Items from a data source
☆ ☆ ☆ ☆ ☆ ☆ ☆
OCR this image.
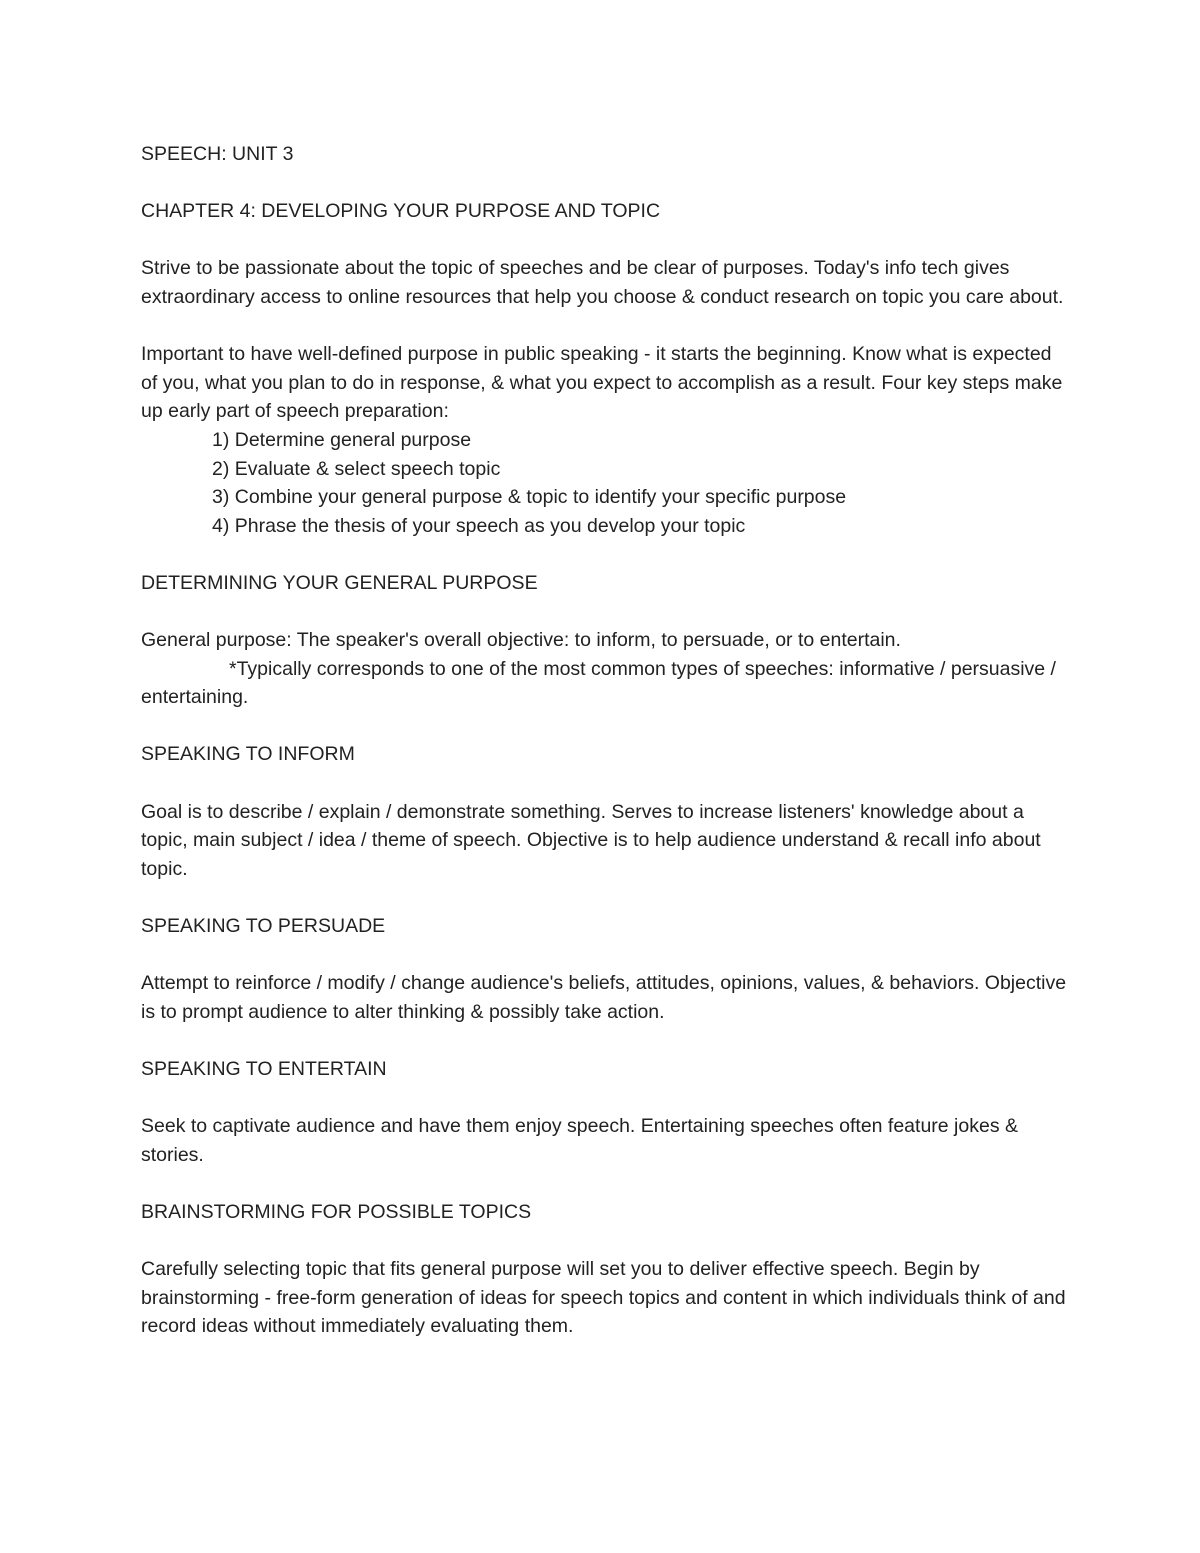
SPEECH: UNIT 3

CHAPTER 4: DEVELOPING YOUR PURPOSE AND TOPIC

Strive to be passionate about the topic of speeches and be clear of purposes. Today's info tech gives extraordinary access to online resources that help you choose & conduct research on topic you care about.

Important to have well-defined purpose in public speaking - it starts the beginning. Know what is expected of you, what you plan to do in response, & what you expect to accomplish as a result. Four key steps make up early part of speech preparation:

1) Determine general purpose
2) Evaluate & select speech topic
3) Combine your general purpose & topic to identify your specific purpose
4) Phrase the thesis of your speech as you develop your topic

DETERMINING YOUR GENERAL PURPOSE

General purpose: The speaker's overall objective: to inform, to persuade, or to entertain.

*Typically corresponds to one of the most common types of speeches: informative / persuasive / entertaining.

SPEAKING TO INFORM

Goal is to describe / explain / demonstrate something. Serves to increase listeners' knowledge about a topic, main subject / idea / theme of speech. Objective is to help audience understand & recall info about topic.

SPEAKING TO PERSUADE

Attempt to reinforce / modify / change audience's beliefs, attitudes, opinions, values, & behaviors. Objective is to prompt audience to alter thinking & possibly take action.

SPEAKING TO ENTERTAIN

Seek to captivate audience and have them enjoy speech. Entertaining speeches often feature jokes & stories.

BRAINSTORMING FOR POSSIBLE TOPICS

Carefully selecting topic that fits general purpose will set you to deliver effective speech. Begin by brainstorming - free-form generation of ideas for speech topics and content in which individuals think of and record ideas without immediately evaluating them.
☆ ☆ ☆ ☆ ☆ ☆ ☆
- INSTRUCTION -
Leave the pictures out and copy the rest of the data exactly.

- WRITTEN ANSWER -
OCR this image.
SPEECH: UNIT 3

CHAPTER 4: DEVELOPING YOUR PURPOSE AND TOPIC

Strive to be passionate about the topic of speeches and be clear of purposes. Today's info tech gives extraordinary access to online resources that help you choose & conduct research on topic you care about.

Important to have well-defined purpose in public speaking - it starts the beginning. Know what is expected of you, what you plan to do in response, & what you expect to accomplish as a result. Four key steps make up early part of speech preparation:

1) Determine general purpose
2) Evaluate & select speech topic
3) Combine your general purpose & topic to identify your specific purpose
4) Phrase the thesis of your speech as you develop your topic

DETERMINING YOUR GENERAL PURPOSE

General purpose: The speaker's overall objective: to inform, to persuade, or to entertain.

*Typically corresponds to one of the most common types of speeches: informative / persuasive / entertaining.

SPEAKING TO INFORM

Goal is to describe / explain / demonstrate something. Serves to increase listeners' knowledge about a topic, main subject / idea / theme of speech. Objective is to help audience understand & recall info about topic.

SPEAKING TO PERSUADE

Attempt to reinforce / modify / change audience's beliefs, attitudes, opinions, values, & behaviors. Objective is to prompt audience to alter thinking & possibly take action.

SPEAKING TO ENTERTAIN

Seek to captivate audience and have them enjoy speech. Entertaining speeches often feature jokes & stories.

BRAINSTORMING FOR POSSIBLE TOPICS

Carefully selecting topic that fits general purpose will set you to deliver effective speech. Begin by brainstorming - free-form generation of ideas for speech topics and content in which individuals think of and record ideas without immediately evaluating them.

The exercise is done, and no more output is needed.